Part of a data file:
========

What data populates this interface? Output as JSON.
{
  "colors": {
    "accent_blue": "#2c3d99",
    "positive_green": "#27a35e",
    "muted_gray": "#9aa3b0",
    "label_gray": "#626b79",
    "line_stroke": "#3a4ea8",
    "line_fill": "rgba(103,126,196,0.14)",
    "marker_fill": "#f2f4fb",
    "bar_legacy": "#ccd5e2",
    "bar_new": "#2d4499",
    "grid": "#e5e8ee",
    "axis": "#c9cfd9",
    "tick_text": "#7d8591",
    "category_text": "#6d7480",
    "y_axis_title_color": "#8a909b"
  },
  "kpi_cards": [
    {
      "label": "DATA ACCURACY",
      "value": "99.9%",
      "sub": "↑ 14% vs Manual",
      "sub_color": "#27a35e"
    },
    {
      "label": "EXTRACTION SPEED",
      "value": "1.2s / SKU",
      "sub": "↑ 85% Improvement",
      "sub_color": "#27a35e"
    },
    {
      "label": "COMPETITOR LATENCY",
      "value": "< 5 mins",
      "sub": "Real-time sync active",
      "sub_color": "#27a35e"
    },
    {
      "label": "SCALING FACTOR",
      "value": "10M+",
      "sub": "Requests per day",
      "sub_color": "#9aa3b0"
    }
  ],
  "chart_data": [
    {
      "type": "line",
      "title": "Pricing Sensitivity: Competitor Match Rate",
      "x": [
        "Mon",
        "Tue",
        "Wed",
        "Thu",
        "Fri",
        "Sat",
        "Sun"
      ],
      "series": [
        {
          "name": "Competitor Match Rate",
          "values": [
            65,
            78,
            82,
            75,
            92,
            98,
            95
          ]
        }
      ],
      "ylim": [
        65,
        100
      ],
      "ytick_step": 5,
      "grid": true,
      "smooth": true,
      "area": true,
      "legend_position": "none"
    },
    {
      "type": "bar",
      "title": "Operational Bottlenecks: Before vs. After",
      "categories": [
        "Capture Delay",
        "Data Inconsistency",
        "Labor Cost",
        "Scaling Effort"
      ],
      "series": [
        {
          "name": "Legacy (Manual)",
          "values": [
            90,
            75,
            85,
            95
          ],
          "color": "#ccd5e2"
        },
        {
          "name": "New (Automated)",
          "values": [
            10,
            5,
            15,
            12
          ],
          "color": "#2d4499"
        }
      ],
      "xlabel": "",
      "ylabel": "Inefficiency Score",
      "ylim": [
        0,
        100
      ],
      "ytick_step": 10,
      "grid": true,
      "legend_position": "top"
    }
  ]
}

========

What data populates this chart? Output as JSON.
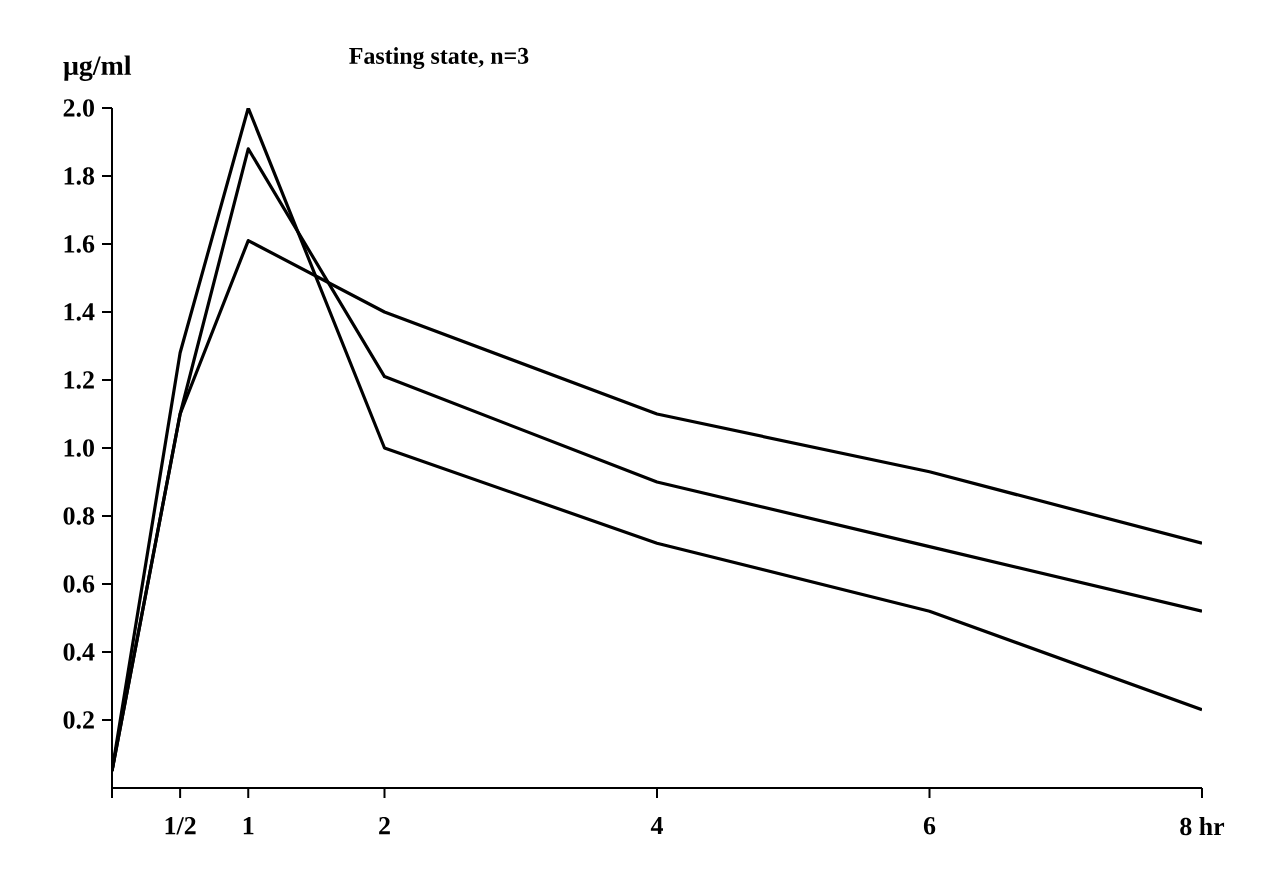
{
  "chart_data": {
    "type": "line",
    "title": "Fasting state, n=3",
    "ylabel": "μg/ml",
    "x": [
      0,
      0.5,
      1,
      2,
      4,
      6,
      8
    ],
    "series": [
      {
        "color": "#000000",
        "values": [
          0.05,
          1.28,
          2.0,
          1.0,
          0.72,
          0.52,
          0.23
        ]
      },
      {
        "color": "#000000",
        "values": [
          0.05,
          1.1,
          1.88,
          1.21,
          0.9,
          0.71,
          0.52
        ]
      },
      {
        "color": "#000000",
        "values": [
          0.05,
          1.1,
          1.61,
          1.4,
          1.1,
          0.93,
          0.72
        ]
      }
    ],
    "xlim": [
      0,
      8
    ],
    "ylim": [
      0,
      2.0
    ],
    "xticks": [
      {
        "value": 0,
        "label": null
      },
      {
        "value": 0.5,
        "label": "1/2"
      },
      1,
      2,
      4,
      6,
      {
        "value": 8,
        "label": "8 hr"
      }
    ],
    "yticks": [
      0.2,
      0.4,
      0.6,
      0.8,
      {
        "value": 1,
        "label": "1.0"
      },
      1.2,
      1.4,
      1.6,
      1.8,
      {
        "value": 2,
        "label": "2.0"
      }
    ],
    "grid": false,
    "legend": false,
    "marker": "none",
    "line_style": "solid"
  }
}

========

Problem description: Which lines hold the word "Match"? Copy all of them.

Full response:
      "title": "Pricing Sensitivity: Competitor Match Rate",
          "name": "Competitor Match Rate",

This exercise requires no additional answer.